Task prompt> Extract each line of the material that follows exactly and omit its pictures.

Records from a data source
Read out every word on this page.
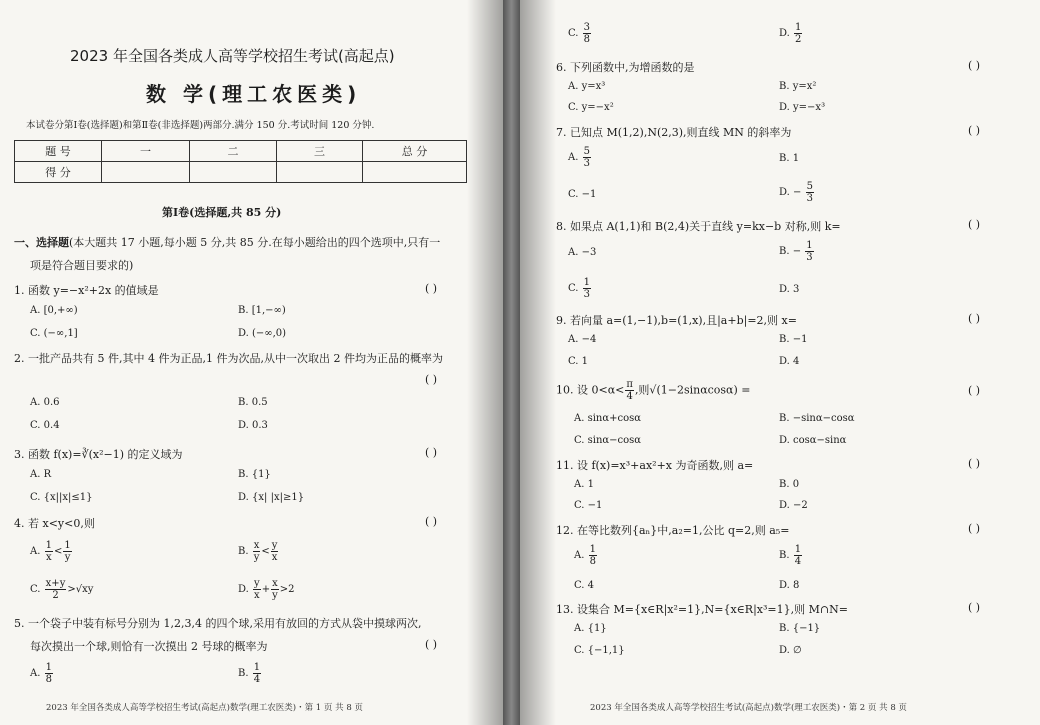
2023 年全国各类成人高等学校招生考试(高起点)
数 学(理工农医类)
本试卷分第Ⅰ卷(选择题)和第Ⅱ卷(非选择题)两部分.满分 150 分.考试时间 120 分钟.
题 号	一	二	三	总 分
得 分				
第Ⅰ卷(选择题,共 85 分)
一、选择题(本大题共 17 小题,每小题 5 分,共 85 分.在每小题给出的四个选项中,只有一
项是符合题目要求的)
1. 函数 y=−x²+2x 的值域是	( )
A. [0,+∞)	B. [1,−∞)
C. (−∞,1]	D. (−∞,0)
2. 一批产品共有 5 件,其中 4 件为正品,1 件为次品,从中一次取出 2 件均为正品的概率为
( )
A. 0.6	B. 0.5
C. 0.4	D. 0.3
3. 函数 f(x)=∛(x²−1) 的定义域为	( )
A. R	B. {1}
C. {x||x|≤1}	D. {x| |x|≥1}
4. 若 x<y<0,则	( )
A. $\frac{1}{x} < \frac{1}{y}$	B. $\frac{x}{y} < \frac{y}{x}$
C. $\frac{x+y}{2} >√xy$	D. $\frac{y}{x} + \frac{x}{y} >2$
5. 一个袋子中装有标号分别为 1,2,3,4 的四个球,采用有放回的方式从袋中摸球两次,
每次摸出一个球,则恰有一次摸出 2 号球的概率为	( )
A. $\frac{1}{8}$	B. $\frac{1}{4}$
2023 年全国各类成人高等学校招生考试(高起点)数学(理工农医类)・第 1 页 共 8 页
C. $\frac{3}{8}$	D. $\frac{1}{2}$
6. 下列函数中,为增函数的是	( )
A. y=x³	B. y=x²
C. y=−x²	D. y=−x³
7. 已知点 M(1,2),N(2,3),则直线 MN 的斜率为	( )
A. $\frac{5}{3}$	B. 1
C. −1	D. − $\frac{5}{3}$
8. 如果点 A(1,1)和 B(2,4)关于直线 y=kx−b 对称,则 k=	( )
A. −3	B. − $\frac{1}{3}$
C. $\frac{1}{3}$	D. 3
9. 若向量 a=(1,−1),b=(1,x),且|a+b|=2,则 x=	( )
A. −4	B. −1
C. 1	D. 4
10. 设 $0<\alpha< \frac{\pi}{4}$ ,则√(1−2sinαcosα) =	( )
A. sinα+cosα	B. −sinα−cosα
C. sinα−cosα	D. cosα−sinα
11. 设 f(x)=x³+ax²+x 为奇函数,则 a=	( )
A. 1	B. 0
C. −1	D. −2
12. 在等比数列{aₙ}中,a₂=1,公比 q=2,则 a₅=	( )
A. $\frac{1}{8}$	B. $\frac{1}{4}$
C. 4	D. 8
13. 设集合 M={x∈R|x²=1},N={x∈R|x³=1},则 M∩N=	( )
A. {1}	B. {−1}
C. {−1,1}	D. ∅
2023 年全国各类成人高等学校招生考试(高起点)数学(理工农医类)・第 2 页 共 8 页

Result for this task>
Read out every word on this page.
2023 年全国各类成人高等学校招生考试(高起点)
数 学(理工农医类)
本试卷分第Ⅰ卷(选择题)和第Ⅱ卷(非选择题)两部分.满分 150 分.考试时间 120 分钟.
题 号	一	二	三	总 分
得 分				
第Ⅰ卷(选择题,共 85 分)
一、选择题(本大题共 17 小题,每小题 5 分,共 85 分.在每小题给出的四个选项中,只有一
项是符合题目要求的)
1. 函数 y=−x²+2x 的值域是	( )
A. [0,+∞)	B. [1,−∞)
C. (−∞,1]	D. (−∞,0)
2. 一批产品共有 5 件,其中 4 件为正品,1 件为次品,从中一次取出 2 件均为正品的概率为
( )
A. 0.6	B. 0.5
C. 0.4	D. 0.3
3. 函数 f(x)=∛(x²−1) 的定义域为	( )
A. R	B. {1}
C. {x||x|≤1}	D. {x| |x|≥1}
4. 若 x<y<0,则	( )
A. $\frac{1}{x} < \frac{1}{y}$	B. $\frac{x}{y} < \frac{y}{x}$
C. $\frac{x+y}{2} >√xy$	D. $\frac{y}{x} + \frac{x}{y} >2$
5. 一个袋子中装有标号分别为 1,2,3,4 的四个球,采用有放回的方式从袋中摸球两次,
每次摸出一个球,则恰有一次摸出 2 号球的概率为	( )
A. $\frac{1}{8}$	B. $\frac{1}{4}$
2023 年全国各类成人高等学校招生考试(高起点)数学(理工农医类)・第 1 页 共 8 页
C. $\frac{3}{8}$	D. $\frac{1}{2}$
6. 下列函数中,为增函数的是	( )
A. y=x³	B. y=x²
C. y=−x²	D. y=−x³
7. 已知点 M(1,2),N(2,3),则直线 MN 的斜率为	( )
A. $\frac{5}{3}$	B. 1
C. −1	D. − $\frac{5}{3}$
8. 如果点 A(1,1)和 B(2,4)关于直线 y=kx−b 对称,则 k=	( )
A. −3	B. − $\frac{1}{3}$
C. $\frac{1}{3}$	D. 3
9. 若向量 a=(1,−1),b=(1,x),且|a+b|=2,则 x=	( )
A. −4	B. −1
C. 1	D. 4
10. 设 $0<\alpha< \frac{\pi}{4}$ ,则√(1−2sinαcosα) =	( )
A. sinα+cosα	B. −sinα−cosα
C. sinα−cosα	D. cosα−sinα
11. 设 f(x)=x³+ax²+x 为奇函数,则 a=	( )
A. 1	B. 0
C. −1	D. −2
12. 在等比数列{aₙ}中,a₂=1,公比 q=2,则 a₅=	( )
A. $\frac{1}{8}$	B. $\frac{1}{4}$
C. 4	D. 8
13. 设集合 M={x∈R|x²=1},N={x∈R|x³=1},则 M∩N=	( )
A. {1}	B. {−1}
C. {−1,1}	D. ∅
2023 年全国各类成人高等学校招生考试(高起点)数学(理工农医类)・第 2 页 共 8 页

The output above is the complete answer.